**Requirement**:
Return only the number of lines that hold "halepensis".

--- Source data ---

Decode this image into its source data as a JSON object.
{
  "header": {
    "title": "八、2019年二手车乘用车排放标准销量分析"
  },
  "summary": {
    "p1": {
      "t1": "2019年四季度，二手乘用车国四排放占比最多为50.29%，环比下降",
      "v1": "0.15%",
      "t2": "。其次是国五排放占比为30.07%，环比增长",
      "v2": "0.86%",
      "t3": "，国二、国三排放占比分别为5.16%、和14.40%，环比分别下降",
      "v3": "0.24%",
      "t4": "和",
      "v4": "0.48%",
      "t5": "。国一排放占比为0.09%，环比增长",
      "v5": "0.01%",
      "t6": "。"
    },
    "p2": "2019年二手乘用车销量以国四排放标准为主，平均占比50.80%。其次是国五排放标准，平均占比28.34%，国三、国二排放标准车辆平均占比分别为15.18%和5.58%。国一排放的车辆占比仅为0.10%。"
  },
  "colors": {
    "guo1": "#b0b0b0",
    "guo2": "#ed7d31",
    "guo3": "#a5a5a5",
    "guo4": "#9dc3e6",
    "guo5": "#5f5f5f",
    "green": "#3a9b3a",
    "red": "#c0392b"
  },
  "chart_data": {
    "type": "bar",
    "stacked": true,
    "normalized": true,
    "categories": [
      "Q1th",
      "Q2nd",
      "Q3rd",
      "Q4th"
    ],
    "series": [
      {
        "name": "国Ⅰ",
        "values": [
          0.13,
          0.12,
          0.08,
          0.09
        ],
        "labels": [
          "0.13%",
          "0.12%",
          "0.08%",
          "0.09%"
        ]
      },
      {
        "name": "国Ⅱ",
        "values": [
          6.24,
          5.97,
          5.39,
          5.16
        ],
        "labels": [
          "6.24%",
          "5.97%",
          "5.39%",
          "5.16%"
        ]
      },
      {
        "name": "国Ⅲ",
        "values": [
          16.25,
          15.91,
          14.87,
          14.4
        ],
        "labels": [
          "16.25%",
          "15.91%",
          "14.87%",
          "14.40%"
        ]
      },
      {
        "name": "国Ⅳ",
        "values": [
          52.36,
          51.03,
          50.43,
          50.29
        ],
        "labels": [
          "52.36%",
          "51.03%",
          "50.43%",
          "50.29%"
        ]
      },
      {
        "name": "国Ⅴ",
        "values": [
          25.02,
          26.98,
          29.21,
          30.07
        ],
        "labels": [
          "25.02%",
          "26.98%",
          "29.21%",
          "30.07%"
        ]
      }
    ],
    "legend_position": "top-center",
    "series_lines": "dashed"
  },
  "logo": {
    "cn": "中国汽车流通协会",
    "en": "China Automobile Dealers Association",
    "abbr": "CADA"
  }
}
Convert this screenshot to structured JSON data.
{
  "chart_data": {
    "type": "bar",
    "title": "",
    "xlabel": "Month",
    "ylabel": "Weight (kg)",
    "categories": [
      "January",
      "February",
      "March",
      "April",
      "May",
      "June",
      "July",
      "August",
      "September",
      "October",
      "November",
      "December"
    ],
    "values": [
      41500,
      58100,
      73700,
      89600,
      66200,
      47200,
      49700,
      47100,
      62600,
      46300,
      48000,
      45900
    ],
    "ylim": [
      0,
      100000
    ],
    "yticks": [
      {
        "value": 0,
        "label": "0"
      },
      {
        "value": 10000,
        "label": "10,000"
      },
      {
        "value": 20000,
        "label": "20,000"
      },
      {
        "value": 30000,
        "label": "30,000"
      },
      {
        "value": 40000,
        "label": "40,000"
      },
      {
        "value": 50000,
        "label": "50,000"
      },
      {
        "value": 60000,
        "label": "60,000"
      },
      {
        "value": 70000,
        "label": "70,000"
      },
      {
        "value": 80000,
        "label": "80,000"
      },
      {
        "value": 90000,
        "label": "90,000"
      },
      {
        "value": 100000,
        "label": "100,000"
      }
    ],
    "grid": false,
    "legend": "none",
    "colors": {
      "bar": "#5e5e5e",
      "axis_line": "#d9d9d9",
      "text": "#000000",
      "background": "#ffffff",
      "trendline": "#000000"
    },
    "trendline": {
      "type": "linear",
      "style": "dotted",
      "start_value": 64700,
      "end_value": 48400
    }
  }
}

---
--- Source data ---

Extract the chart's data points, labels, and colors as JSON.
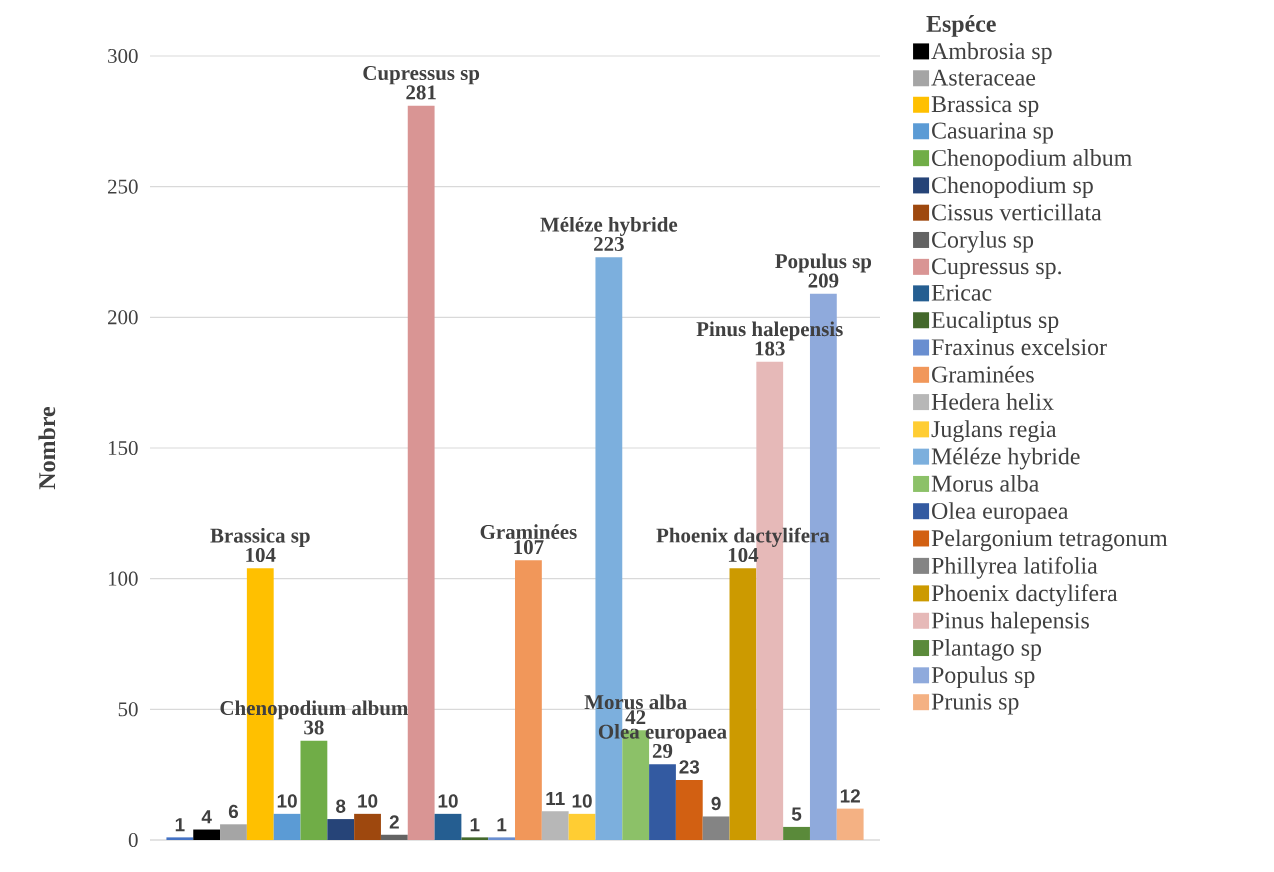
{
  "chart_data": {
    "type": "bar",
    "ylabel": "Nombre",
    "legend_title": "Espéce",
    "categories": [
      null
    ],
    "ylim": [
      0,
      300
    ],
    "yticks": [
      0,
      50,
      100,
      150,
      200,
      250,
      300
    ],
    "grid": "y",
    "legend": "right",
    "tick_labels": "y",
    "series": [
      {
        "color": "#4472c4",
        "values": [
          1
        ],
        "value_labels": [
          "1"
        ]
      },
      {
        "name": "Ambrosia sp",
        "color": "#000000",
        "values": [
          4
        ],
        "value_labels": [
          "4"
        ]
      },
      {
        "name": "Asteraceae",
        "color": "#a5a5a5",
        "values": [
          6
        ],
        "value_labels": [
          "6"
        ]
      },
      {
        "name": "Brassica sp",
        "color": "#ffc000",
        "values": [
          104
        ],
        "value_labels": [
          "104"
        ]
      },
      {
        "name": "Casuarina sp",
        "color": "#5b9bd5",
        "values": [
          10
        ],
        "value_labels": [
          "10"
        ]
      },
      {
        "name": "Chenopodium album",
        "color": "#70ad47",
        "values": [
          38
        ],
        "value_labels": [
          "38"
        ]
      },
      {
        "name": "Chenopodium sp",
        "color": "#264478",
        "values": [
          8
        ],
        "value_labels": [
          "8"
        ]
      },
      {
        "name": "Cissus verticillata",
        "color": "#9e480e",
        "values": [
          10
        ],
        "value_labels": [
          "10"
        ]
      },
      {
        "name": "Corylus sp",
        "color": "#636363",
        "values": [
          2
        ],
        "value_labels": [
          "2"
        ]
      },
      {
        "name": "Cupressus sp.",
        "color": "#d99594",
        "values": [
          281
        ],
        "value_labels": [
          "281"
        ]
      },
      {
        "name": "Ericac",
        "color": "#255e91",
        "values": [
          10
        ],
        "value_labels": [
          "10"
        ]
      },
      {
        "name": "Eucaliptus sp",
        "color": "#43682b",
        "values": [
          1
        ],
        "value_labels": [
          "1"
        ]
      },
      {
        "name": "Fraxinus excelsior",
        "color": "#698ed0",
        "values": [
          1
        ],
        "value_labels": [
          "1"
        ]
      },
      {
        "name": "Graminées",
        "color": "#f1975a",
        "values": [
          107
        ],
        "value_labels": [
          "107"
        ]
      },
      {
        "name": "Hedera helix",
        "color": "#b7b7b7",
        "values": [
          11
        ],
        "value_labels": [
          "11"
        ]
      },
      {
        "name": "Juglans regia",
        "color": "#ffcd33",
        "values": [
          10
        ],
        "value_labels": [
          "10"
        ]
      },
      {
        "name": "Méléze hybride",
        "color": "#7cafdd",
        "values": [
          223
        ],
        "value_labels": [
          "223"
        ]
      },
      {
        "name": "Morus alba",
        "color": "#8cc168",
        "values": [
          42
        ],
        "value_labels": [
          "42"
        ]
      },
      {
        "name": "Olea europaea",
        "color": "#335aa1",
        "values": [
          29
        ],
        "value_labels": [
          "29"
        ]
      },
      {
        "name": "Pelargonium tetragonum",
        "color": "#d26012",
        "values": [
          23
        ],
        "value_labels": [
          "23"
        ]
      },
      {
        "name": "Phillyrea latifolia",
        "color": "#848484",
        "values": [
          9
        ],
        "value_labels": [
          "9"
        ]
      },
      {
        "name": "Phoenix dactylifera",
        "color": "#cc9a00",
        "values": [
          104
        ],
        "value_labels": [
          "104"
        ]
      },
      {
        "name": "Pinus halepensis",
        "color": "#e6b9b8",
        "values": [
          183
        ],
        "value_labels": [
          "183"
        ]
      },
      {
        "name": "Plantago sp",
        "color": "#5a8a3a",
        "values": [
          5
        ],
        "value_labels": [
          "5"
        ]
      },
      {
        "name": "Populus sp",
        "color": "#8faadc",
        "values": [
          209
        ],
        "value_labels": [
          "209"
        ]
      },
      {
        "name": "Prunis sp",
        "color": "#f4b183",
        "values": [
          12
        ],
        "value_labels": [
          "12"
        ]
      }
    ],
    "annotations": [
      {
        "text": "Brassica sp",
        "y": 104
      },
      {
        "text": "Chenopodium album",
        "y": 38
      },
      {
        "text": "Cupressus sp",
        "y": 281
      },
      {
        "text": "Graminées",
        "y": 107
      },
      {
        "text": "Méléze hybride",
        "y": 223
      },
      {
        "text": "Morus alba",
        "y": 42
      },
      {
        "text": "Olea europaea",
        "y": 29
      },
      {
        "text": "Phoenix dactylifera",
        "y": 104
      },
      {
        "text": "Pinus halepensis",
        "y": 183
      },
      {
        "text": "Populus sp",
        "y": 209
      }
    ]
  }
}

---

**Solution**:
2